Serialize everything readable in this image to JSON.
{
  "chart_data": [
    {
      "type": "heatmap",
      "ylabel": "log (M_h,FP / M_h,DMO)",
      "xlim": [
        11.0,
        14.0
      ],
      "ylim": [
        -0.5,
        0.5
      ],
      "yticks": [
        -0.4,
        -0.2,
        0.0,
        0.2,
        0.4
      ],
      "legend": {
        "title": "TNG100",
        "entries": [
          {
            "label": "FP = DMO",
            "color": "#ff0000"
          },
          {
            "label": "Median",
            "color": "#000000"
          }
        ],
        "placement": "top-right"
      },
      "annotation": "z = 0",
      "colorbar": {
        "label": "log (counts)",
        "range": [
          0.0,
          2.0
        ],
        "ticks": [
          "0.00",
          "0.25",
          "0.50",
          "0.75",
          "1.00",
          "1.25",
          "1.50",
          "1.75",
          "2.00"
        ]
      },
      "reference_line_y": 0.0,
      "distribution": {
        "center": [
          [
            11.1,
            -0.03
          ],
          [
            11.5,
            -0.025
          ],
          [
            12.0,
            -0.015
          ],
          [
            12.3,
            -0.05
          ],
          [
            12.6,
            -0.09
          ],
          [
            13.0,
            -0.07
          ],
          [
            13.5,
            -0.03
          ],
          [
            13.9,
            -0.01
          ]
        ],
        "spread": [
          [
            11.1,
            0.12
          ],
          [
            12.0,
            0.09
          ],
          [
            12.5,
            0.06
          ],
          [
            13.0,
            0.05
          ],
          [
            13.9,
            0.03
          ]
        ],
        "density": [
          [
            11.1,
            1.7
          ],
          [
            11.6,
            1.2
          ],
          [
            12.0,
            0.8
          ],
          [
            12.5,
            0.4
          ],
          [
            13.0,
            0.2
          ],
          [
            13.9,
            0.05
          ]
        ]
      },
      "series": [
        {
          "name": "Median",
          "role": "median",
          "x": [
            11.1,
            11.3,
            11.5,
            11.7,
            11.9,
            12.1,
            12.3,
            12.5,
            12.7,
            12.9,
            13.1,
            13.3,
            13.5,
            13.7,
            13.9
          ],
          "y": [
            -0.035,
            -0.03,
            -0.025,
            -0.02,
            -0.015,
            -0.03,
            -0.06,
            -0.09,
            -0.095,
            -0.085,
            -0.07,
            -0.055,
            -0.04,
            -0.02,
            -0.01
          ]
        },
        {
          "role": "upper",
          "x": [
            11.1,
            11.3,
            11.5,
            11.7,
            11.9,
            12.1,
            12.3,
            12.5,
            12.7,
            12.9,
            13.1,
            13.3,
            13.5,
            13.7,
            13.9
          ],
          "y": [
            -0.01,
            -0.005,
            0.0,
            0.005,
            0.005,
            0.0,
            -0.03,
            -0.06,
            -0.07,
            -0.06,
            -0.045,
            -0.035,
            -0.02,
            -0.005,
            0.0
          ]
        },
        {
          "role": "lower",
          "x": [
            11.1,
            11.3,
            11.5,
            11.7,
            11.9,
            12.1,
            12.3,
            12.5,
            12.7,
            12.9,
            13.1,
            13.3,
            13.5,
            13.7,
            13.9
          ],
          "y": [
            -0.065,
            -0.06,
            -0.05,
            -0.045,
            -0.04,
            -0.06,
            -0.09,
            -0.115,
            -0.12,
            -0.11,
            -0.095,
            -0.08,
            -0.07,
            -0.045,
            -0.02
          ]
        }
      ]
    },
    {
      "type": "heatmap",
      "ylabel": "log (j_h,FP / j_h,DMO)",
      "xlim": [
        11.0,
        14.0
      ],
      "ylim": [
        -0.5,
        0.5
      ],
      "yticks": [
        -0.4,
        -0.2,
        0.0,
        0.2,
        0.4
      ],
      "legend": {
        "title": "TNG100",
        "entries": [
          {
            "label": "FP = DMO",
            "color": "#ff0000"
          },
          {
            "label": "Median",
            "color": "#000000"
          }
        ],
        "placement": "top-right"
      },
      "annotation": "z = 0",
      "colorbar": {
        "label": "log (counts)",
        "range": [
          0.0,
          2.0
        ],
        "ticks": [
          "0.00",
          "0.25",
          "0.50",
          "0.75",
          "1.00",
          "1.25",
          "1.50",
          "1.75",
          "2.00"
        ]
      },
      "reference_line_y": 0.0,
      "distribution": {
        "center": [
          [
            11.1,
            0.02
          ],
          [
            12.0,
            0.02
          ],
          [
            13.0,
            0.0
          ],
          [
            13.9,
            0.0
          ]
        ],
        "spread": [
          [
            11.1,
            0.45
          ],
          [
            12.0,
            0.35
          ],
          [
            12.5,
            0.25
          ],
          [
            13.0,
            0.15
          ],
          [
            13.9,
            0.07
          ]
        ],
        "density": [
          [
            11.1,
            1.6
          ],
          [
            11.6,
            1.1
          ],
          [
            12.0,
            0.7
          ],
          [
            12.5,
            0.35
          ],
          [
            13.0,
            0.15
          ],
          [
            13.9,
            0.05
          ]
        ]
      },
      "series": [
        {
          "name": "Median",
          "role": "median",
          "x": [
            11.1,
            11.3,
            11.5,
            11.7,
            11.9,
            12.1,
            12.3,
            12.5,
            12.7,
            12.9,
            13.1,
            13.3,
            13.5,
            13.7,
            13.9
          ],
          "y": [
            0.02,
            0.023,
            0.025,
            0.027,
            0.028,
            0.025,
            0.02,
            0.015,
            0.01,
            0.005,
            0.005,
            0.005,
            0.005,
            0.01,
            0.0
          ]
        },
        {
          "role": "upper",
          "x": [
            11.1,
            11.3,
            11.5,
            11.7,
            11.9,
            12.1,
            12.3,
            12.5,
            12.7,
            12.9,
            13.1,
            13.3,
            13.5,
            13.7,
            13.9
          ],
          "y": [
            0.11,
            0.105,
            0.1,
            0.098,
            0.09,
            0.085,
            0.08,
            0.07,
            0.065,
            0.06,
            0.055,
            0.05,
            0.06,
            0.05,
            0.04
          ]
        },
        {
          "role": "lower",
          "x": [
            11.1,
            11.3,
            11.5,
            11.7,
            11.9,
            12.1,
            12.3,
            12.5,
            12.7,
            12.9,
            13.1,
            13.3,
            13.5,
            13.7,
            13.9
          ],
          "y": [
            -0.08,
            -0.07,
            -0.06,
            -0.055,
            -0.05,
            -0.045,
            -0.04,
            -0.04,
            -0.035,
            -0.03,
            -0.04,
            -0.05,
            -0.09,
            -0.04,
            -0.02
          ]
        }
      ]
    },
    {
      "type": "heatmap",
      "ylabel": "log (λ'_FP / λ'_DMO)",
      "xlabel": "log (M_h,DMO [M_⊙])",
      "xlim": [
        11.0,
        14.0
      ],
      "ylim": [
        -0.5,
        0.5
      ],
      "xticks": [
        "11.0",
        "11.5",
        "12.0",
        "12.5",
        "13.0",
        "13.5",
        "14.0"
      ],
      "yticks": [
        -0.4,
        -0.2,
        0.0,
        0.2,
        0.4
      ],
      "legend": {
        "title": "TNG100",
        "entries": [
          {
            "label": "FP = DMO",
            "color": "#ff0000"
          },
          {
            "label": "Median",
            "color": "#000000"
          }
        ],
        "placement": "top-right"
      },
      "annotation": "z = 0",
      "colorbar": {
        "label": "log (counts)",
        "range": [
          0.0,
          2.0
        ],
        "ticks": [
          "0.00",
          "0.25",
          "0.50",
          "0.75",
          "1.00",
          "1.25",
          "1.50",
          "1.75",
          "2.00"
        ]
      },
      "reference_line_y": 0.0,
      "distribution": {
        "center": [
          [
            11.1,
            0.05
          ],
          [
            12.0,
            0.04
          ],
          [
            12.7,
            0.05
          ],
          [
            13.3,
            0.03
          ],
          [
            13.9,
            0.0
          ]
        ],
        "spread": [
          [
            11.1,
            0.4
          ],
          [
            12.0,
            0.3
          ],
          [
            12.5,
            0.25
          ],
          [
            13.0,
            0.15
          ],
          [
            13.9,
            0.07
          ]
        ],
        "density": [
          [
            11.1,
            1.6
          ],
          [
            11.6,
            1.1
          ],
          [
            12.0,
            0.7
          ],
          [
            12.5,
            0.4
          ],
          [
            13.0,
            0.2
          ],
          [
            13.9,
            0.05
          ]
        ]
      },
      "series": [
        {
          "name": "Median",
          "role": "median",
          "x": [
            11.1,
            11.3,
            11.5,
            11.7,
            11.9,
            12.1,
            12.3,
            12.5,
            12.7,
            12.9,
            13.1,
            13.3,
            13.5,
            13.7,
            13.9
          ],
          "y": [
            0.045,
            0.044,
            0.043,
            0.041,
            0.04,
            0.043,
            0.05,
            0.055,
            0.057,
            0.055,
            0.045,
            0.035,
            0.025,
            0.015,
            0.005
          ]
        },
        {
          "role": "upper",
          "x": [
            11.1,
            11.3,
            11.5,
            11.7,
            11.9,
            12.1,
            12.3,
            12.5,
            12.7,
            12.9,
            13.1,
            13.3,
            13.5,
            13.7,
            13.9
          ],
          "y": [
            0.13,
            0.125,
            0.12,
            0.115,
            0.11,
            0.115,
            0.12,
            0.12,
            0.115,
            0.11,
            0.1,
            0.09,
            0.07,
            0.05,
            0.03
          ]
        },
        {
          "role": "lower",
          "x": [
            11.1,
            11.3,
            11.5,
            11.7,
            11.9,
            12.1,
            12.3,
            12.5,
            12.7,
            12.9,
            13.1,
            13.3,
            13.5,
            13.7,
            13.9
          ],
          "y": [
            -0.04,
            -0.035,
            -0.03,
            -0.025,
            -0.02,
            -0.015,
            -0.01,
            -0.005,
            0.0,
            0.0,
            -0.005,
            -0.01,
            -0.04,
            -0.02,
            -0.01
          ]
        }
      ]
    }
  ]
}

__________________________________________________

◆ THE PROBLEM:
Search the records for the word "ylabel". Copy every line that has it.

◆ IN RESPONSE:
      "ylabel": "log (M_h,FP / M_h,DMO)",
      "ylabel": "log (j_h,FP / j_h,DMO)",
      "ylabel": "log (λ'_FP / λ'_DMO)",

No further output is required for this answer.